____ Data shown
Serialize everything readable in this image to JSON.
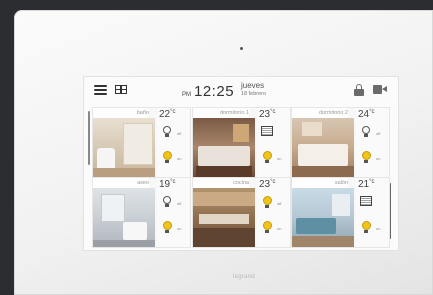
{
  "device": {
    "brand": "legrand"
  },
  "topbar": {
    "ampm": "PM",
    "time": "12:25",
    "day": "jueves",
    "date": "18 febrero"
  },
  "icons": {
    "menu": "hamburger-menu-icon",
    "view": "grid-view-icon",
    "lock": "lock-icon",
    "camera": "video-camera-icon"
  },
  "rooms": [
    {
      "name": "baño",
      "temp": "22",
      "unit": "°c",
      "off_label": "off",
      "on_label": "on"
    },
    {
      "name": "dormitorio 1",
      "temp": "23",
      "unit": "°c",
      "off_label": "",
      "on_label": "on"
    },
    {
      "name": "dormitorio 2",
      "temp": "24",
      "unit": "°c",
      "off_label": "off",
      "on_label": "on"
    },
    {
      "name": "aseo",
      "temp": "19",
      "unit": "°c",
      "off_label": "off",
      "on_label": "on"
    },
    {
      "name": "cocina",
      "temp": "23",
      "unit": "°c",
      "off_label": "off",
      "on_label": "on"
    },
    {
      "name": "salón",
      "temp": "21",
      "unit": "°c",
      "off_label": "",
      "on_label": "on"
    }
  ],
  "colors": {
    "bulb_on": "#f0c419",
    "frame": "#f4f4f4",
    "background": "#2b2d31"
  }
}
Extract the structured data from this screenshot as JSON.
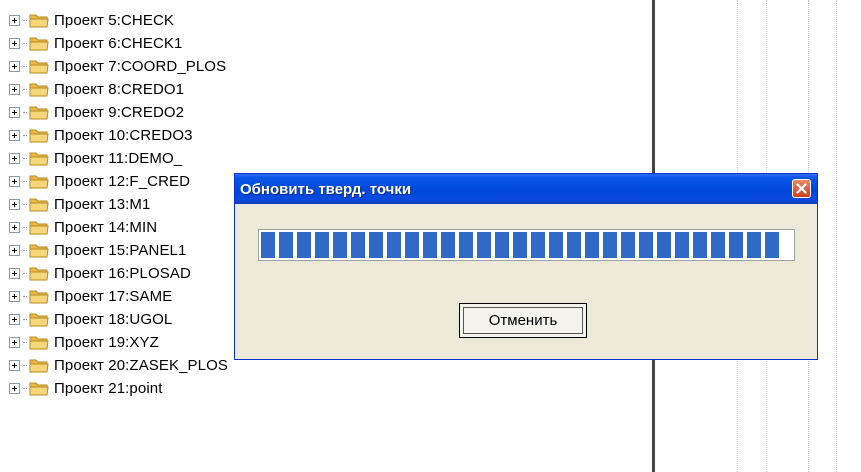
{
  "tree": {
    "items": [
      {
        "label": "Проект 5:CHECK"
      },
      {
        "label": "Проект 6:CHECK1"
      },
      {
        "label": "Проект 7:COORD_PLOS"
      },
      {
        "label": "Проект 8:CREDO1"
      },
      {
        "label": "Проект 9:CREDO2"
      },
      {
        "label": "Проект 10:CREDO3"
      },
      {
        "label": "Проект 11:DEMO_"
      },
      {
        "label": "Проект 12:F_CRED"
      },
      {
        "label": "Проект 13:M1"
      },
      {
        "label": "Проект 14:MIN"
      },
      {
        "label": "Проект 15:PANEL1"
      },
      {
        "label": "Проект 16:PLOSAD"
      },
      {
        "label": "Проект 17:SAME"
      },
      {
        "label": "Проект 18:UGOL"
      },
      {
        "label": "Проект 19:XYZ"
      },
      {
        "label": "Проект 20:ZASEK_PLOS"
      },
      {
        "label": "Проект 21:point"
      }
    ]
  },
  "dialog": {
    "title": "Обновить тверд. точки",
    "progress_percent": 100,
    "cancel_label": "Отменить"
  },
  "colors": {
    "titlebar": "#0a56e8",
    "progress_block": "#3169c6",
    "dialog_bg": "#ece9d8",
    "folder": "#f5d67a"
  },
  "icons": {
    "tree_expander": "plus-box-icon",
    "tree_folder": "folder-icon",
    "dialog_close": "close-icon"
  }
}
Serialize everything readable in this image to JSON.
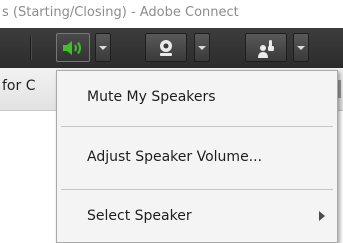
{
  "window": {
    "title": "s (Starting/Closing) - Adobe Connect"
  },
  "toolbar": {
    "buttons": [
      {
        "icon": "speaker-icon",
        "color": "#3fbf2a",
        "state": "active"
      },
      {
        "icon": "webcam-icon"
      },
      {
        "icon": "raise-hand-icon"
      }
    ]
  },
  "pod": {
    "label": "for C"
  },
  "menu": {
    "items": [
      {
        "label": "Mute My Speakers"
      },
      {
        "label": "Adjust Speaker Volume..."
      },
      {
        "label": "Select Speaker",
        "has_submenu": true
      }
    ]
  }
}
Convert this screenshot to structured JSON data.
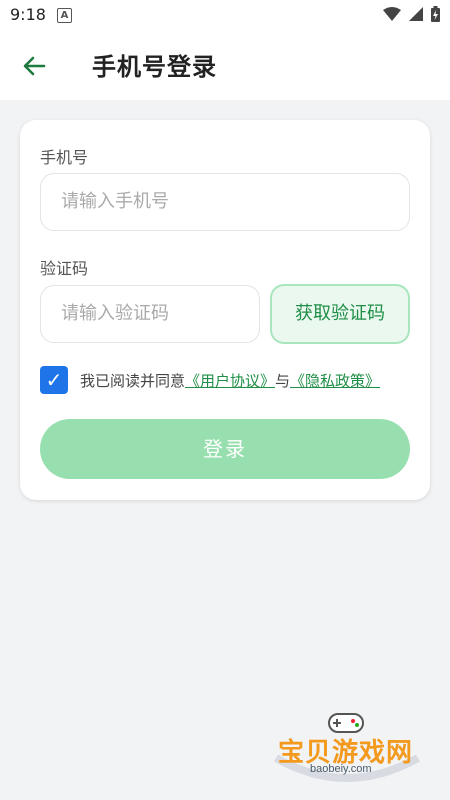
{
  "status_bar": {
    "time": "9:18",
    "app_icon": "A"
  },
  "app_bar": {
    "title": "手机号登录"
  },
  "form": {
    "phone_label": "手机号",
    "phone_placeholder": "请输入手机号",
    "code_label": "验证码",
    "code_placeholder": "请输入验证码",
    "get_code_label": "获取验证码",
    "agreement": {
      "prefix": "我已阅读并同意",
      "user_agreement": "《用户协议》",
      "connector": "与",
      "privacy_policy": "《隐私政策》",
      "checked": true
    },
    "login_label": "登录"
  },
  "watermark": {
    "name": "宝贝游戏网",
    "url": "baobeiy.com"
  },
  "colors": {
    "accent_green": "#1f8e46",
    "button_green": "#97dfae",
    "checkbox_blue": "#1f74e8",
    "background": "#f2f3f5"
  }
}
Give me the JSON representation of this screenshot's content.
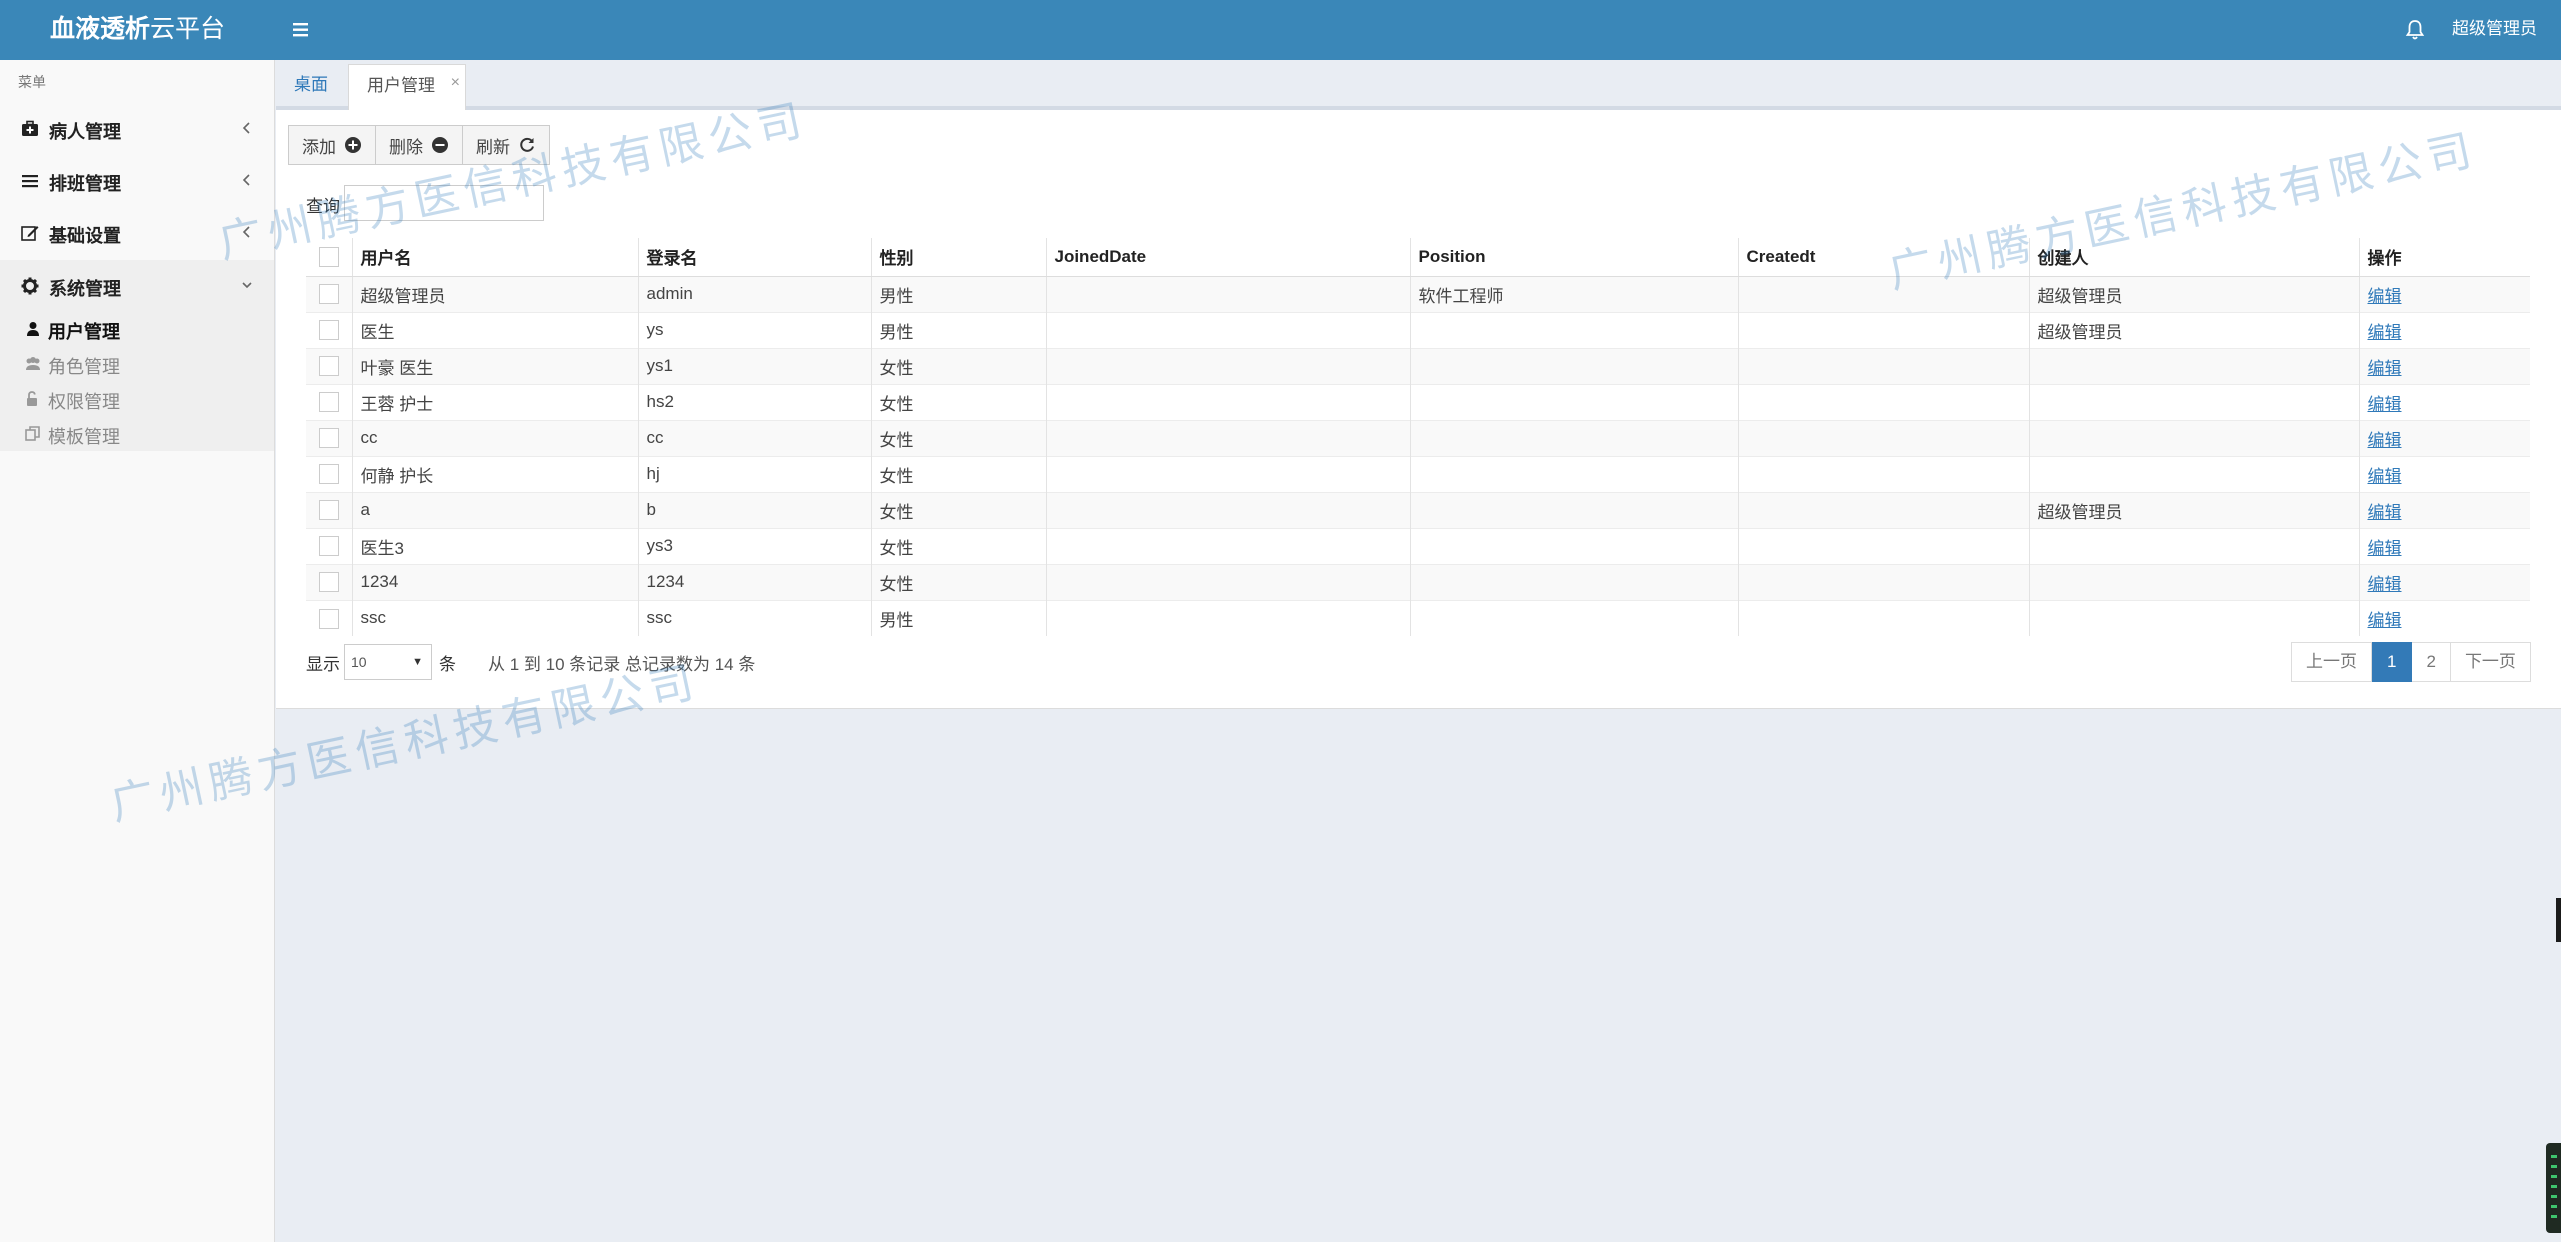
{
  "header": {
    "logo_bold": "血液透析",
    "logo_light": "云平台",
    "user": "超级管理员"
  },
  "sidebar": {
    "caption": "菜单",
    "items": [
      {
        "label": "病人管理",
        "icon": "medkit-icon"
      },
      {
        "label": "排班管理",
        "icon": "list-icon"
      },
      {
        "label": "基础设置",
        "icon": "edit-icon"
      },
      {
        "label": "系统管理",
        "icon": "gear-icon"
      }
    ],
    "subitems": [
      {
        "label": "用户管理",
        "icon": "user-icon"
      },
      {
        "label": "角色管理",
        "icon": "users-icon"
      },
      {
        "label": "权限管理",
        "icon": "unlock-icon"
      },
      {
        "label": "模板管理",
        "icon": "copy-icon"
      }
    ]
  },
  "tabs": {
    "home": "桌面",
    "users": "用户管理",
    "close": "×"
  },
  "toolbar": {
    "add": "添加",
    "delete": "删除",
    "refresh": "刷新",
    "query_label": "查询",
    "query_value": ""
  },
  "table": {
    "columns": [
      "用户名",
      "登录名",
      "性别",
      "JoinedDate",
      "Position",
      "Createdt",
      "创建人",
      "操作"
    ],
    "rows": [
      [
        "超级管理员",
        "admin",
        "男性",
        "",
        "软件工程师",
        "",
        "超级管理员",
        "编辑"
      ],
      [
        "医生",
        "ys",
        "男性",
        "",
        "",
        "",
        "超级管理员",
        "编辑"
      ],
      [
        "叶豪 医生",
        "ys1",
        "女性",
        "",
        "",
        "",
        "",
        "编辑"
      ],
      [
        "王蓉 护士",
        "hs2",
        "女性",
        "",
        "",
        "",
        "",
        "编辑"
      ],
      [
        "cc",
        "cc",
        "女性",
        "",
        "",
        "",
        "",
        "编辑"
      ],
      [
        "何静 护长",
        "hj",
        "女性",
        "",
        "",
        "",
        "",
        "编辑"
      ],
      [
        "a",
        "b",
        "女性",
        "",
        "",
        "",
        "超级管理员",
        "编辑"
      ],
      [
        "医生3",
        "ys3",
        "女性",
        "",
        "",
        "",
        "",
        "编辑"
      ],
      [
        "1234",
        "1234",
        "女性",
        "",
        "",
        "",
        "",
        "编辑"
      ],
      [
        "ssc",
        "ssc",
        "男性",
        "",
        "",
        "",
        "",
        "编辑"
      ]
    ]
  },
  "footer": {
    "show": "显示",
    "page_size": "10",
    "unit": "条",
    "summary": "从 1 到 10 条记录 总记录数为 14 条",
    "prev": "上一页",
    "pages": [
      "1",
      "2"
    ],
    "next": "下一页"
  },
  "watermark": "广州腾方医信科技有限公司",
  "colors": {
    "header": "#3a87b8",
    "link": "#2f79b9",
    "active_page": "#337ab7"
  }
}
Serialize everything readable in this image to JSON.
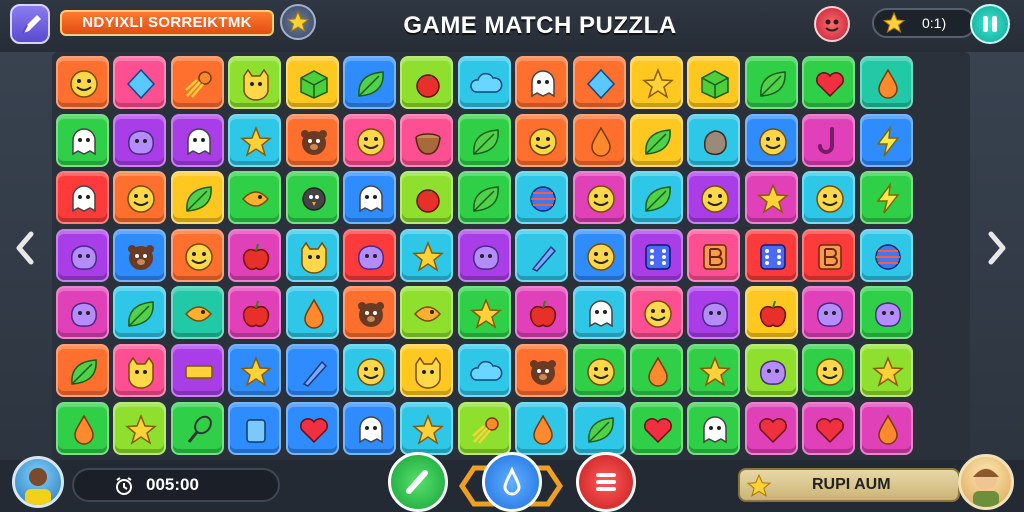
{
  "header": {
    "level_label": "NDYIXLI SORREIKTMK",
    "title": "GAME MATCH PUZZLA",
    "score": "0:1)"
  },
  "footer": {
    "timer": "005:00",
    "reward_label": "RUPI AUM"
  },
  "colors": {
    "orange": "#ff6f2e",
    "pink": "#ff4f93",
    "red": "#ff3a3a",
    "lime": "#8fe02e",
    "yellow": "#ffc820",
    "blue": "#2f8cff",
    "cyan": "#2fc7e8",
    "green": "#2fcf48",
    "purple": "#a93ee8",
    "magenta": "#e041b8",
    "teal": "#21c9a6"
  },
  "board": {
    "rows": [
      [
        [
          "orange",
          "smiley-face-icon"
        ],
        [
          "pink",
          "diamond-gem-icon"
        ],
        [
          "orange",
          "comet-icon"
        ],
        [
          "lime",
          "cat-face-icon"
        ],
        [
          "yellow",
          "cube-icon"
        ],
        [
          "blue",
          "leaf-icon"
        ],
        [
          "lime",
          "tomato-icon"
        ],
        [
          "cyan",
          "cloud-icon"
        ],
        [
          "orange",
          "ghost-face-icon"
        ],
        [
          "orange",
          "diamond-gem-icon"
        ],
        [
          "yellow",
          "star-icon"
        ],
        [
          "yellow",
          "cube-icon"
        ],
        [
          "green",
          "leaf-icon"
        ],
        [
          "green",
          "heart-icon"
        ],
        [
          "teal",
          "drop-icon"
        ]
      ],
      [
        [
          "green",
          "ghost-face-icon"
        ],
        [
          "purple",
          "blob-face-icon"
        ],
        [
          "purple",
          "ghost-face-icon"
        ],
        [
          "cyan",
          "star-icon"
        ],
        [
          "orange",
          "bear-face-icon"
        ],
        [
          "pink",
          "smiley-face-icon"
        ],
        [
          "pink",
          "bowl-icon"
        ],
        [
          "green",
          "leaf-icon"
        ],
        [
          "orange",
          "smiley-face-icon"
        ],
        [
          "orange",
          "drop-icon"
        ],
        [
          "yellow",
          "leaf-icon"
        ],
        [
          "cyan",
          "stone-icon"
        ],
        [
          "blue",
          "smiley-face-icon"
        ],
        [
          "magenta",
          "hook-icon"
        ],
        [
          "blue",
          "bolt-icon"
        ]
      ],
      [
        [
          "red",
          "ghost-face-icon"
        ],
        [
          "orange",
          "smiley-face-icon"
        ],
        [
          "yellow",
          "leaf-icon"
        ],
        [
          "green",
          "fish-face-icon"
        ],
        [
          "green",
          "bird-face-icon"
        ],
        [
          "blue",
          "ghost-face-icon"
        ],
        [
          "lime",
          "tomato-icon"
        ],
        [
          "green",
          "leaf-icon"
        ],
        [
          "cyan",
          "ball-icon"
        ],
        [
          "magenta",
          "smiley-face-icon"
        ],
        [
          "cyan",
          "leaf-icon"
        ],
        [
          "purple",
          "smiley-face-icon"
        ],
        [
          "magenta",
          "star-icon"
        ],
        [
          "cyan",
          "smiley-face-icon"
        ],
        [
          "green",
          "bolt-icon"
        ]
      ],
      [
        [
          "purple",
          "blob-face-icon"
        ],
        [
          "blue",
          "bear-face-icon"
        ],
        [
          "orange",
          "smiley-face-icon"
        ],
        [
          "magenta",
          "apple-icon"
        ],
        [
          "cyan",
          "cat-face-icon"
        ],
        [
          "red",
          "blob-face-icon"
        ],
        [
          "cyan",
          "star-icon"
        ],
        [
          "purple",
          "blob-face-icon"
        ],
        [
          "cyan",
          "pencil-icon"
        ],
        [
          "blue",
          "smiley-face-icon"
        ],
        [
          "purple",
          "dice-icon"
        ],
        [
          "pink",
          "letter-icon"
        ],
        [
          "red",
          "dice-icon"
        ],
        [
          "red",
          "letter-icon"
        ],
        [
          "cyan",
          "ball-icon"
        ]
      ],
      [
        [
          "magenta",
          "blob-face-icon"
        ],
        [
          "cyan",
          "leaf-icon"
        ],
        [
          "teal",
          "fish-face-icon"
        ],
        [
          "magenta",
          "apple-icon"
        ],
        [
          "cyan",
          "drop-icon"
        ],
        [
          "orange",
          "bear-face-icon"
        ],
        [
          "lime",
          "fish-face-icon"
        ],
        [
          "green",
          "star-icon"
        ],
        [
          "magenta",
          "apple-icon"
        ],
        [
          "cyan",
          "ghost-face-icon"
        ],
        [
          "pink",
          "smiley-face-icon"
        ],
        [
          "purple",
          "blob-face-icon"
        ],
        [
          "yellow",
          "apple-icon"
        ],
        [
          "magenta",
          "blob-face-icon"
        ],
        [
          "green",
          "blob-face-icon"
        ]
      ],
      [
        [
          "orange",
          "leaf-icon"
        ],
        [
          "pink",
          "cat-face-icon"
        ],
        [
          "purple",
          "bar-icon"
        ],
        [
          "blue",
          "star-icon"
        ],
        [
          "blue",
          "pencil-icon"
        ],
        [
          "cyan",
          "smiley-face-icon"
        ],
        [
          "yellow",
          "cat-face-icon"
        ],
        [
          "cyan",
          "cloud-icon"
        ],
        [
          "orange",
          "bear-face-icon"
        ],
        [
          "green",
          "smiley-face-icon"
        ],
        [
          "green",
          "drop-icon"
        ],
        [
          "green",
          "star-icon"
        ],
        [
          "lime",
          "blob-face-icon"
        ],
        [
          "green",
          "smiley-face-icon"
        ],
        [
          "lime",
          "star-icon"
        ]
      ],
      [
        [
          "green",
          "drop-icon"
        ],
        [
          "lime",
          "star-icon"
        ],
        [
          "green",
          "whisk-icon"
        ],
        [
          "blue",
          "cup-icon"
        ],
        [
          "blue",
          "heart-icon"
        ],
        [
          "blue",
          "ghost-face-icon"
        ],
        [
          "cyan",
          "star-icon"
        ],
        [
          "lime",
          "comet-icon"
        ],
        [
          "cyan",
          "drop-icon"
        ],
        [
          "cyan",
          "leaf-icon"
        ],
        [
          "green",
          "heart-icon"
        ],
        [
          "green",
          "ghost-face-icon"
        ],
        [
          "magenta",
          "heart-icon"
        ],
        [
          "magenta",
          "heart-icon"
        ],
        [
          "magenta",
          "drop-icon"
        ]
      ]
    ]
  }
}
________
** What you will do **
Using the material above, state how many lines include the string "screenshot". Answer with a single number.

** Result of this exercise **
3